Goal -
Copy the listing below verbatim, keeping every line unchanged.
===============
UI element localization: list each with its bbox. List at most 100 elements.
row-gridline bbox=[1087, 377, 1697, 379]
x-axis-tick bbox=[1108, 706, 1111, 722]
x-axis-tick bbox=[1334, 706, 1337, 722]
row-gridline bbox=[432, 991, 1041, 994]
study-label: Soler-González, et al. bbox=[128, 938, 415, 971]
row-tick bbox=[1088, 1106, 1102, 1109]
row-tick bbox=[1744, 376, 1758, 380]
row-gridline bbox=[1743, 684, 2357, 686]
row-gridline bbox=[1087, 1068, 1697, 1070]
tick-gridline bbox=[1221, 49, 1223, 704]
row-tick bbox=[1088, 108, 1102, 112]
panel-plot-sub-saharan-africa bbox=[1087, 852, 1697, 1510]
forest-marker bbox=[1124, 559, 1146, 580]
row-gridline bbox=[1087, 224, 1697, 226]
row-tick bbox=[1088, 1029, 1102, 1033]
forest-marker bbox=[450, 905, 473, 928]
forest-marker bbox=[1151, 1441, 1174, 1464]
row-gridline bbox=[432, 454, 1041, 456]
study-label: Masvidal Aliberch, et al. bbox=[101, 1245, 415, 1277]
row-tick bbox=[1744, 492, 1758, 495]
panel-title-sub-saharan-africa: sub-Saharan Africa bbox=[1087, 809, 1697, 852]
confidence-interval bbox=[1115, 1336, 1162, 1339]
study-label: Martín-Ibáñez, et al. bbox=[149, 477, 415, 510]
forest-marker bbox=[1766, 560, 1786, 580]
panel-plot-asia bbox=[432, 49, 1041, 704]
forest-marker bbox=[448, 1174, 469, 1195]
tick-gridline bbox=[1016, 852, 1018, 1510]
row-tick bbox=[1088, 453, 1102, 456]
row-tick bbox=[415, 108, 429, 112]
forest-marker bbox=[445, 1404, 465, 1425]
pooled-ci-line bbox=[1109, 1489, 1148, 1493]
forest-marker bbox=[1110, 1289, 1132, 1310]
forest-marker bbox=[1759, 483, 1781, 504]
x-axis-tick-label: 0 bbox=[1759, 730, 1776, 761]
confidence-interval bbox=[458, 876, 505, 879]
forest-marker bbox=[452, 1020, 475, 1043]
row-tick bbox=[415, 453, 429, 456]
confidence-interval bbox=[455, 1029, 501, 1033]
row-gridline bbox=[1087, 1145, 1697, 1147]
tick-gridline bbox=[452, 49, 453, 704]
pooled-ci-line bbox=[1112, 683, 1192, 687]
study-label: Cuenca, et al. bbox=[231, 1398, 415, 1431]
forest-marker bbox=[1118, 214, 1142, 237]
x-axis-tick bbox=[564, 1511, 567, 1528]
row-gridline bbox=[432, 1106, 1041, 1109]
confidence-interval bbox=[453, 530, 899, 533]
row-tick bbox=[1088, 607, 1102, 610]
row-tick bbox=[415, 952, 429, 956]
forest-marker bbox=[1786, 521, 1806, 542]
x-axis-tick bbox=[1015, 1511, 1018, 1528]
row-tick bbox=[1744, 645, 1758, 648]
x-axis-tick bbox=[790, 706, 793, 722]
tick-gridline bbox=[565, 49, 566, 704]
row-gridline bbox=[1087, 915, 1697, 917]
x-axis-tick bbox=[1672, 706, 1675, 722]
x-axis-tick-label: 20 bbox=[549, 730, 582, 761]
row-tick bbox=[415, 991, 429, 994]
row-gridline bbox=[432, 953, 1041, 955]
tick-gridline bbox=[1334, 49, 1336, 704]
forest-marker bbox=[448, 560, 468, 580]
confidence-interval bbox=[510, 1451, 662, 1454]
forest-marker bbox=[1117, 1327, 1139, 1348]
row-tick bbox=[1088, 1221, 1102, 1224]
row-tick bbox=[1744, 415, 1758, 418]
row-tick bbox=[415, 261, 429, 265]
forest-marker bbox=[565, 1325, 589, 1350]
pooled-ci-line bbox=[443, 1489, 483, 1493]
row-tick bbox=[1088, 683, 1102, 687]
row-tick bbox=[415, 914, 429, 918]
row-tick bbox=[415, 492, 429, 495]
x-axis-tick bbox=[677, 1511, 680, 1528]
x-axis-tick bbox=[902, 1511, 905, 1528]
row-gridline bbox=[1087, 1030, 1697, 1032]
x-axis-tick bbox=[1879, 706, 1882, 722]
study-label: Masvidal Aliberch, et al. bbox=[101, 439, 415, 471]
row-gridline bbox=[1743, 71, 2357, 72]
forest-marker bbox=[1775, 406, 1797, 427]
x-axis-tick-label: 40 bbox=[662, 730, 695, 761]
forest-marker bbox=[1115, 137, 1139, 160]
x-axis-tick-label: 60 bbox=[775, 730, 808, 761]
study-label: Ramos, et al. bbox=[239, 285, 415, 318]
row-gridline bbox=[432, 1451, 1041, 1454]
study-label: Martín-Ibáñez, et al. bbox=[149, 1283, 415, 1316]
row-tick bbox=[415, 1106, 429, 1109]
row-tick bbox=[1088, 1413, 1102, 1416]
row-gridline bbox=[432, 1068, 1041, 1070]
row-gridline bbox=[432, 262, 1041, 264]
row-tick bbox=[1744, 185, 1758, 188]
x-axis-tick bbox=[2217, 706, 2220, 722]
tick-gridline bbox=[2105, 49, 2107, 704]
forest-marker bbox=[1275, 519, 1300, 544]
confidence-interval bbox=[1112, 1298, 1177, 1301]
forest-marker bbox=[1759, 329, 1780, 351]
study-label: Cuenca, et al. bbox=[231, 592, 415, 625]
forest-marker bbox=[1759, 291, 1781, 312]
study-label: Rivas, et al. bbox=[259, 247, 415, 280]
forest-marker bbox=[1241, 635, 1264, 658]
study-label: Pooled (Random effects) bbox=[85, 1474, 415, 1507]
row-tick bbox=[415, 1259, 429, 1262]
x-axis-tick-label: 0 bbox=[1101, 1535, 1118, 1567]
===============
Result for this task -
UI element localization: list each with its bbox. List at most 100 elements.
row-gridline bbox=[1087, 377, 1697, 379]
x-axis-tick bbox=[1108, 706, 1111, 722]
x-axis-tick bbox=[1334, 706, 1337, 722]
row-gridline bbox=[432, 991, 1041, 994]
study-label: Soler-González, et al. bbox=[128, 938, 415, 971]
row-tick bbox=[1088, 1106, 1102, 1109]
row-tick bbox=[1744, 376, 1758, 380]
row-gridline bbox=[1743, 684, 2357, 686]
row-gridline bbox=[1087, 1068, 1697, 1070]
tick-gridline bbox=[1221, 49, 1223, 704]
row-tick bbox=[1088, 108, 1102, 112]
panel-plot-sub-saharan-africa bbox=[1087, 852, 1697, 1510]
forest-marker bbox=[1124, 559, 1146, 580]
row-gridline bbox=[1087, 224, 1697, 226]
row-tick bbox=[1088, 1029, 1102, 1033]
forest-marker bbox=[450, 905, 473, 928]
forest-marker bbox=[1151, 1441, 1174, 1464]
row-gridline bbox=[432, 454, 1041, 456]
study-label: Masvidal Aliberch, et al. bbox=[101, 1245, 415, 1277]
row-tick bbox=[1744, 492, 1758, 495]
panel-title-sub-saharan-africa: sub-Saharan Africa bbox=[1087, 809, 1697, 852]
confidence-interval bbox=[1115, 1336, 1162, 1339]
study-label: Martín-Ibáñez, et al. bbox=[149, 477, 415, 510]
forest-marker bbox=[1766, 560, 1786, 580]
panel-plot-asia bbox=[432, 49, 1041, 704]
forest-marker bbox=[448, 1174, 469, 1195]
tick-gridline bbox=[1016, 852, 1018, 1510]
row-tick bbox=[1088, 453, 1102, 456]
row-tick bbox=[415, 108, 429, 112]
forest-marker bbox=[445, 1404, 465, 1425]
pooled-ci-line bbox=[1109, 1489, 1148, 1493]
forest-marker bbox=[1110, 1289, 1132, 1310]
forest-marker bbox=[1759, 483, 1781, 504]
x-axis-tick-label: 0 bbox=[1759, 730, 1776, 761]
confidence-interval bbox=[458, 876, 505, 879]
forest-marker bbox=[452, 1020, 475, 1043]
row-tick bbox=[415, 453, 429, 456]
confidence-interval bbox=[455, 1029, 501, 1033]
row-gridline bbox=[1087, 1145, 1697, 1147]
tick-gridline bbox=[452, 49, 453, 704]
pooled-ci-line bbox=[1112, 683, 1192, 687]
study-label: Cuenca, et al. bbox=[231, 1398, 415, 1431]
forest-marker bbox=[1118, 214, 1142, 237]
x-axis-tick bbox=[564, 1511, 567, 1528]
row-gridline bbox=[432, 1106, 1041, 1109]
confidence-interval bbox=[453, 530, 899, 533]
row-tick bbox=[1088, 607, 1102, 610]
row-tick bbox=[415, 952, 429, 956]
forest-marker bbox=[1786, 521, 1806, 542]
x-axis-tick bbox=[1015, 1511, 1018, 1528]
row-tick bbox=[1744, 645, 1758, 648]
x-axis-tick bbox=[790, 706, 793, 722]
tick-gridline bbox=[565, 49, 566, 704]
row-gridline bbox=[1087, 915, 1697, 917]
x-axis-tick bbox=[1672, 706, 1675, 722]
x-axis-tick-label: 20 bbox=[549, 730, 582, 761]
row-tick bbox=[415, 991, 429, 994]
row-gridline bbox=[432, 953, 1041, 955]
tick-gridline bbox=[1334, 49, 1336, 704]
forest-marker bbox=[448, 560, 468, 580]
confidence-interval bbox=[510, 1451, 662, 1454]
forest-marker bbox=[1117, 1327, 1139, 1348]
row-tick bbox=[1088, 1221, 1102, 1224]
row-tick bbox=[1744, 415, 1758, 418]
row-tick bbox=[415, 261, 429, 265]
forest-marker bbox=[565, 1325, 589, 1350]
pooled-ci-line bbox=[443, 1489, 483, 1493]
row-tick bbox=[1088, 683, 1102, 687]
row-tick bbox=[415, 914, 429, 918]
row-tick bbox=[415, 492, 429, 495]
x-axis-tick bbox=[677, 1511, 680, 1528]
x-axis-tick bbox=[902, 1511, 905, 1528]
row-gridline bbox=[1087, 1030, 1697, 1032]
x-axis-tick bbox=[1879, 706, 1882, 722]
study-label: Masvidal Aliberch, et al. bbox=[101, 439, 415, 471]
row-gridline bbox=[1743, 71, 2357, 72]
forest-marker bbox=[1775, 406, 1797, 427]
x-axis-tick-label: 40 bbox=[662, 730, 695, 761]
forest-marker bbox=[1115, 137, 1139, 160]
x-axis-tick-label: 60 bbox=[775, 730, 808, 761]
study-label: Ramos, et al. bbox=[239, 285, 415, 318]
row-gridline bbox=[432, 1451, 1041, 1454]
study-label: Martín-Ibáñez, et al. bbox=[149, 1283, 415, 1316]
row-tick bbox=[415, 1106, 429, 1109]
row-tick bbox=[1088, 1413, 1102, 1416]
row-gridline bbox=[432, 1068, 1041, 1070]
row-gridline bbox=[432, 262, 1041, 264]
row-tick bbox=[1744, 185, 1758, 188]
x-axis-tick bbox=[2217, 706, 2220, 722]
tick-gridline bbox=[2105, 49, 2107, 704]
forest-marker bbox=[1275, 519, 1300, 544]
confidence-interval bbox=[1112, 1298, 1177, 1301]
forest-marker bbox=[1759, 329, 1780, 351]
study-label: Cuenca, et al. bbox=[231, 592, 415, 625]
forest-marker bbox=[1759, 291, 1781, 312]
study-label: Rivas, et al. bbox=[259, 247, 415, 280]
forest-marker bbox=[1241, 635, 1264, 658]
study-label: Pooled (Random effects) bbox=[85, 1474, 415, 1507]
row-tick bbox=[415, 1259, 429, 1262]
x-axis-tick-label: 0 bbox=[1101, 1535, 1118, 1567]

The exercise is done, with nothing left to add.